Data:
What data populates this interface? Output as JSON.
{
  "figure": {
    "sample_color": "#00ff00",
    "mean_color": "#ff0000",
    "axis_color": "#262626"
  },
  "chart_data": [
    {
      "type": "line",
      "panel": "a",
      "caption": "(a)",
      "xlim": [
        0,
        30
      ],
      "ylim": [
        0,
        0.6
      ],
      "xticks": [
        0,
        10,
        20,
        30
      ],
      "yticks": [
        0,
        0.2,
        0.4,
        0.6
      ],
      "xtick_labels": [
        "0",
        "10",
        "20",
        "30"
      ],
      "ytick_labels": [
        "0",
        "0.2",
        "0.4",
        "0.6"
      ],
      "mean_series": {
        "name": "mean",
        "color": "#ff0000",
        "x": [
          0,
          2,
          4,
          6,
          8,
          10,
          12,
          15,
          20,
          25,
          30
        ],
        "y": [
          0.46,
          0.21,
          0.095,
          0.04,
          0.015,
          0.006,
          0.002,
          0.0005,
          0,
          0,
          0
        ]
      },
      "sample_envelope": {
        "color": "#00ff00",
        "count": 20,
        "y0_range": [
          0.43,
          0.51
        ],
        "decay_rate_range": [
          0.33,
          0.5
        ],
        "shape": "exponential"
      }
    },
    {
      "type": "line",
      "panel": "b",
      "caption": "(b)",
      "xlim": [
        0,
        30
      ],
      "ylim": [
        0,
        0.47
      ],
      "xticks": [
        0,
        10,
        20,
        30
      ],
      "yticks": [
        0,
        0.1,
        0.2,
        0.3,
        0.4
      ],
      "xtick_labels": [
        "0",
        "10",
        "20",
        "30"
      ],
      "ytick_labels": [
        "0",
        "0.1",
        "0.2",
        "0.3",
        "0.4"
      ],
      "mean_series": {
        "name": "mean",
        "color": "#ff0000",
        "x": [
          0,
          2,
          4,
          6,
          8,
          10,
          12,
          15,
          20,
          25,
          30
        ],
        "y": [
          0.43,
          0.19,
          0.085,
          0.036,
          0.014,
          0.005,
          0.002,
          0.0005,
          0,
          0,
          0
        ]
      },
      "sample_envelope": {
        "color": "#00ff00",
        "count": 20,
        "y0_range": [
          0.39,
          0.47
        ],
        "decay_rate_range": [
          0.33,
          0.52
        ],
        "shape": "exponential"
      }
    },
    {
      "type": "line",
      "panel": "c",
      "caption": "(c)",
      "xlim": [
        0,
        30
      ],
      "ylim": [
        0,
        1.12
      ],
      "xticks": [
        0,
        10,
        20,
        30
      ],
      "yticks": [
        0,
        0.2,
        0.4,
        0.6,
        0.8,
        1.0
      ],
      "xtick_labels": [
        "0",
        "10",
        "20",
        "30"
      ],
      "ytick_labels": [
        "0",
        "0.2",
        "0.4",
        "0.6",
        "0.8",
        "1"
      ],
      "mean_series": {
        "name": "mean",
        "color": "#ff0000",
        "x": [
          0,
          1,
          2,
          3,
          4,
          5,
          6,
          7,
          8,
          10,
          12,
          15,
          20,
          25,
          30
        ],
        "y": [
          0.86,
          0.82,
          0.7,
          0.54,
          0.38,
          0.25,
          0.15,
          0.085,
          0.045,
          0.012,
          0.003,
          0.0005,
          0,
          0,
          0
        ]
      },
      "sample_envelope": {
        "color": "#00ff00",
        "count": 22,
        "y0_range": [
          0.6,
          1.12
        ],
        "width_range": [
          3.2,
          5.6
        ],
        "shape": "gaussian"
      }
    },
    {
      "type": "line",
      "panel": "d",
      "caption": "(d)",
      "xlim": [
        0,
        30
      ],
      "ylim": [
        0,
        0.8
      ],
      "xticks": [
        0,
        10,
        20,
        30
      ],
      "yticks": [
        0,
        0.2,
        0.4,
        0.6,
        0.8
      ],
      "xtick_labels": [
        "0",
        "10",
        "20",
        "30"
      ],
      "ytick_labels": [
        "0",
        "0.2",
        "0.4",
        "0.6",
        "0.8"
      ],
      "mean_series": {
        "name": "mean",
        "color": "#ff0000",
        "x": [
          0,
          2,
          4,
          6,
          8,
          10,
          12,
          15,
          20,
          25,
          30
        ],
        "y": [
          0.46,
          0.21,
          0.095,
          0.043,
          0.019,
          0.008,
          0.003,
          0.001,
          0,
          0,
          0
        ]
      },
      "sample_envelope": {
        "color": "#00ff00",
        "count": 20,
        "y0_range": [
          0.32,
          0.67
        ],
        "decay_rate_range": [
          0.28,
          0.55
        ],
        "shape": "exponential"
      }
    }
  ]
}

Short problem:
Repeat the material above in full, keeping every word.

Response to this task:
What data populates this interface? Output as JSON.
{
  "figure": {
    "sample_color": "#00ff00",
    "mean_color": "#ff0000",
    "axis_color": "#262626"
  },
  "chart_data": [
    {
      "type": "line",
      "panel": "a",
      "caption": "(a)",
      "xlim": [
        0,
        30
      ],
      "ylim": [
        0,
        0.6
      ],
      "xticks": [
        0,
        10,
        20,
        30
      ],
      "yticks": [
        0,
        0.2,
        0.4,
        0.6
      ],
      "xtick_labels": [
        "0",
        "10",
        "20",
        "30"
      ],
      "ytick_labels": [
        "0",
        "0.2",
        "0.4",
        "0.6"
      ],
      "mean_series": {
        "name": "mean",
        "color": "#ff0000",
        "x": [
          0,
          2,
          4,
          6,
          8,
          10,
          12,
          15,
          20,
          25,
          30
        ],
        "y": [
          0.46,
          0.21,
          0.095,
          0.04,
          0.015,
          0.006,
          0.002,
          0.0005,
          0,
          0,
          0
        ]
      },
      "sample_envelope": {
        "color": "#00ff00",
        "count": 20,
        "y0_range": [
          0.43,
          0.51
        ],
        "decay_rate_range": [
          0.33,
          0.5
        ],
        "shape": "exponential"
      }
    },
    {
      "type": "line",
      "panel": "b",
      "caption": "(b)",
      "xlim": [
        0,
        30
      ],
      "ylim": [
        0,
        0.47
      ],
      "xticks": [
        0,
        10,
        20,
        30
      ],
      "yticks": [
        0,
        0.1,
        0.2,
        0.3,
        0.4
      ],
      "xtick_labels": [
        "0",
        "10",
        "20",
        "30"
      ],
      "ytick_labels": [
        "0",
        "0.1",
        "0.2",
        "0.3",
        "0.4"
      ],
      "mean_series": {
        "name": "mean",
        "color": "#ff0000",
        "x": [
          0,
          2,
          4,
          6,
          8,
          10,
          12,
          15,
          20,
          25,
          30
        ],
        "y": [
          0.43,
          0.19,
          0.085,
          0.036,
          0.014,
          0.005,
          0.002,
          0.0005,
          0,
          0,
          0
        ]
      },
      "sample_envelope": {
        "color": "#00ff00",
        "count": 20,
        "y0_range": [
          0.39,
          0.47
        ],
        "decay_rate_range": [
          0.33,
          0.52
        ],
        "shape": "exponential"
      }
    },
    {
      "type": "line",
      "panel": "c",
      "caption": "(c)",
      "xlim": [
        0,
        30
      ],
      "ylim": [
        0,
        1.12
      ],
      "xticks": [
        0,
        10,
        20,
        30
      ],
      "yticks": [
        0,
        0.2,
        0.4,
        0.6,
        0.8,
        1.0
      ],
      "xtick_labels": [
        "0",
        "10",
        "20",
        "30"
      ],
      "ytick_labels": [
        "0",
        "0.2",
        "0.4",
        "0.6",
        "0.8",
        "1"
      ],
      "mean_series": {
        "name": "mean",
        "color": "#ff0000",
        "x": [
          0,
          1,
          2,
          3,
          4,
          5,
          6,
          7,
          8,
          10,
          12,
          15,
          20,
          25,
          30
        ],
        "y": [
          0.86,
          0.82,
          0.7,
          0.54,
          0.38,
          0.25,
          0.15,
          0.085,
          0.045,
          0.012,
          0.003,
          0.0005,
          0,
          0,
          0
        ]
      },
      "sample_envelope": {
        "color": "#00ff00",
        "count": 22,
        "y0_range": [
          0.6,
          1.12
        ],
        "width_range": [
          3.2,
          5.6
        ],
        "shape": "gaussian"
      }
    },
    {
      "type": "line",
      "panel": "d",
      "caption": "(d)",
      "xlim": [
        0,
        30
      ],
      "ylim": [
        0,
        0.8
      ],
      "xticks": [
        0,
        10,
        20,
        30
      ],
      "yticks": [
        0,
        0.2,
        0.4,
        0.6,
        0.8
      ],
      "xtick_labels": [
        "0",
        "10",
        "20",
        "30"
      ],
      "ytick_labels": [
        "0",
        "0.2",
        "0.4",
        "0.6",
        "0.8"
      ],
      "mean_series": {
        "name": "mean",
        "color": "#ff0000",
        "x": [
          0,
          2,
          4,
          6,
          8,
          10,
          12,
          15,
          20,
          25,
          30
        ],
        "y": [
          0.46,
          0.21,
          0.095,
          0.043,
          0.019,
          0.008,
          0.003,
          0.001,
          0,
          0,
          0
        ]
      },
      "sample_envelope": {
        "color": "#00ff00",
        "count": 20,
        "y0_range": [
          0.32,
          0.67
        ],
        "decay_rate_range": [
          0.28,
          0.55
        ],
        "shape": "exponential"
      }
    }
  ]
}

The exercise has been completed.